• RECORDS SHOWN:

_ _ _ _ _ _ _

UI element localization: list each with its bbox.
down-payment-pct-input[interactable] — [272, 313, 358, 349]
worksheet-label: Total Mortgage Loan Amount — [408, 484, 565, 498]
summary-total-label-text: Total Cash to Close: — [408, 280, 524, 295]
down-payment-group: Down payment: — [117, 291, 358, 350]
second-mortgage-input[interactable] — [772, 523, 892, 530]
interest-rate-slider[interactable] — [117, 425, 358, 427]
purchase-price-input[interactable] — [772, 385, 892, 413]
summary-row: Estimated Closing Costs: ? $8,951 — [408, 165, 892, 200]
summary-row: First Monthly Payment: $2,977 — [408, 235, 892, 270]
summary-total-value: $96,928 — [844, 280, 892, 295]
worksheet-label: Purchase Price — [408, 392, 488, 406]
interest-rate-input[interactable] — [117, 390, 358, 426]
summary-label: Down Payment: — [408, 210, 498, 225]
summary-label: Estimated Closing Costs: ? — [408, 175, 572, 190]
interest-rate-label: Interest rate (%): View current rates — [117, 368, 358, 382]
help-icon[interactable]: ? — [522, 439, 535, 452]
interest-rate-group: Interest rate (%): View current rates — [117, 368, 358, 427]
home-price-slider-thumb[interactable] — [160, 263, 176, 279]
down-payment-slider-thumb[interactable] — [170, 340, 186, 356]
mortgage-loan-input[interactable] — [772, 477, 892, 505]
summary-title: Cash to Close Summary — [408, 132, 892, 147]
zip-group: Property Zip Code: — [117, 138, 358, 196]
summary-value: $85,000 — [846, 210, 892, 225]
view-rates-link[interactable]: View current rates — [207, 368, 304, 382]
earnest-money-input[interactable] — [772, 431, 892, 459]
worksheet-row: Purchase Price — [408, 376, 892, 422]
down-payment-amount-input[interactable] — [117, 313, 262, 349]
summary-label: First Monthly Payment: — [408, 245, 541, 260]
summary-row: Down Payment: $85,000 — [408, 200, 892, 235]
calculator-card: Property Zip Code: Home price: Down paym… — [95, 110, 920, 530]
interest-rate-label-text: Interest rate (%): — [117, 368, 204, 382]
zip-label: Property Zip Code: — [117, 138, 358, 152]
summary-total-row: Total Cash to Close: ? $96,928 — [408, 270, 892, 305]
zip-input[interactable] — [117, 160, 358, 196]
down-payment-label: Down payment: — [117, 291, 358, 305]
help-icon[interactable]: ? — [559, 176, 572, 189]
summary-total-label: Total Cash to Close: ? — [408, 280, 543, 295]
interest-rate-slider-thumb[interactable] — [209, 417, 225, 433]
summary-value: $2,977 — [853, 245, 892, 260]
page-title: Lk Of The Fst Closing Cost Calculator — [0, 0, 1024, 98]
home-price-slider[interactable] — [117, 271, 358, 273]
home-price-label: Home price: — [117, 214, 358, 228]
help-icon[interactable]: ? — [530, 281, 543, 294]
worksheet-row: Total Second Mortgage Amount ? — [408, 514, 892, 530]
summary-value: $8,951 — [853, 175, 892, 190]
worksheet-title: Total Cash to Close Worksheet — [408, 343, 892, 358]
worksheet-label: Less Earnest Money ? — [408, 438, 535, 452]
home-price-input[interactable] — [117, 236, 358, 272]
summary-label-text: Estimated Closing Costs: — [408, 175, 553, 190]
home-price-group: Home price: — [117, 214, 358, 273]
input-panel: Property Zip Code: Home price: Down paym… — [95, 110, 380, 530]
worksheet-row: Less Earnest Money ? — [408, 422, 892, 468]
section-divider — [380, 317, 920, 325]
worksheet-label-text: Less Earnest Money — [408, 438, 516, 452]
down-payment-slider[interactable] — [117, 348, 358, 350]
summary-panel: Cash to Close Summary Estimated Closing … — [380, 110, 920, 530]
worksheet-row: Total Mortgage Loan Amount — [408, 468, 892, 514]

_ _ _ _ _ _ _

• GIVEN EXERCISE: Reproduce every line of the records above word for word, from first to last.

• TASK SOLUTION:
UI element localization: list each with its bbox.
down-payment-pct-input[interactable] — [272, 313, 358, 349]
worksheet-label: Total Mortgage Loan Amount — [408, 484, 565, 498]
summary-total-label-text: Total Cash to Close: — [408, 280, 524, 295]
down-payment-group: Down payment: — [117, 291, 358, 350]
second-mortgage-input[interactable] — [772, 523, 892, 530]
interest-rate-slider[interactable] — [117, 425, 358, 427]
purchase-price-input[interactable] — [772, 385, 892, 413]
summary-row: Estimated Closing Costs: ? $8,951 — [408, 165, 892, 200]
summary-row: First Monthly Payment: $2,977 — [408, 235, 892, 270]
summary-total-value: $96,928 — [844, 280, 892, 295]
worksheet-label: Purchase Price — [408, 392, 488, 406]
interest-rate-input[interactable] — [117, 390, 358, 426]
summary-label: Down Payment: — [408, 210, 498, 225]
summary-label: Estimated Closing Costs: ? — [408, 175, 572, 190]
interest-rate-label: Interest rate (%): View current rates — [117, 368, 358, 382]
help-icon[interactable]: ? — [522, 439, 535, 452]
interest-rate-group: Interest rate (%): View current rates — [117, 368, 358, 427]
home-price-slider-thumb[interactable] — [160, 263, 176, 279]
down-payment-slider-thumb[interactable] — [170, 340, 186, 356]
mortgage-loan-input[interactable] — [772, 477, 892, 505]
summary-title: Cash to Close Summary — [408, 132, 892, 147]
zip-group: Property Zip Code: — [117, 138, 358, 196]
summary-value: $85,000 — [846, 210, 892, 225]
view-rates-link[interactable]: View current rates — [207, 368, 304, 382]
earnest-money-input[interactable] — [772, 431, 892, 459]
worksheet-row: Purchase Price — [408, 376, 892, 422]
down-payment-amount-input[interactable] — [117, 313, 262, 349]
summary-label: First Monthly Payment: — [408, 245, 541, 260]
summary-row: Down Payment: $85,000 — [408, 200, 892, 235]
calculator-card: Property Zip Code: Home price: Down paym… — [95, 110, 920, 530]
interest-rate-label-text: Interest rate (%): — [117, 368, 204, 382]
zip-label: Property Zip Code: — [117, 138, 358, 152]
summary-total-row: Total Cash to Close: ? $96,928 — [408, 270, 892, 305]
zip-input[interactable] — [117, 160, 358, 196]
down-payment-label: Down payment: — [117, 291, 358, 305]
help-icon[interactable]: ? — [559, 176, 572, 189]
summary-total-label: Total Cash to Close: ? — [408, 280, 543, 295]
interest-rate-slider-thumb[interactable] — [209, 417, 225, 433]
summary-value: $2,977 — [853, 245, 892, 260]
page-title: Lk Of The Fst Closing Cost Calculator — [0, 0, 1024, 98]
home-price-slider[interactable] — [117, 271, 358, 273]
home-price-label: Home price: — [117, 214, 358, 228]
help-icon[interactable]: ? — [530, 281, 543, 294]
worksheet-row: Total Second Mortgage Amount ? — [408, 514, 892, 530]
summary-value: $8,951 — [853, 175, 892, 190]
worksheet-title: Total Cash to Close Worksheet — [408, 343, 892, 358]
worksheet-label: Less Earnest Money ? — [408, 438, 535, 452]
home-price-input[interactable] — [117, 236, 358, 272]
summary-label-text: Estimated Closing Costs: — [408, 175, 553, 190]
home-price-group: Home price: — [117, 214, 358, 273]
input-panel: Property Zip Code: Home price: Down paym… — [95, 110, 380, 530]
worksheet-row: Less Earnest Money ? — [408, 422, 892, 468]
section-divider — [380, 317, 920, 325]
worksheet-label-text: Less Earnest Money — [408, 438, 516, 452]
down-payment-slider[interactable] — [117, 348, 358, 350]
summary-panel: Cash to Close Summary Estimated Closing … — [380, 110, 920, 530]
worksheet-row: Total Mortgage Loan Amount — [408, 468, 892, 514]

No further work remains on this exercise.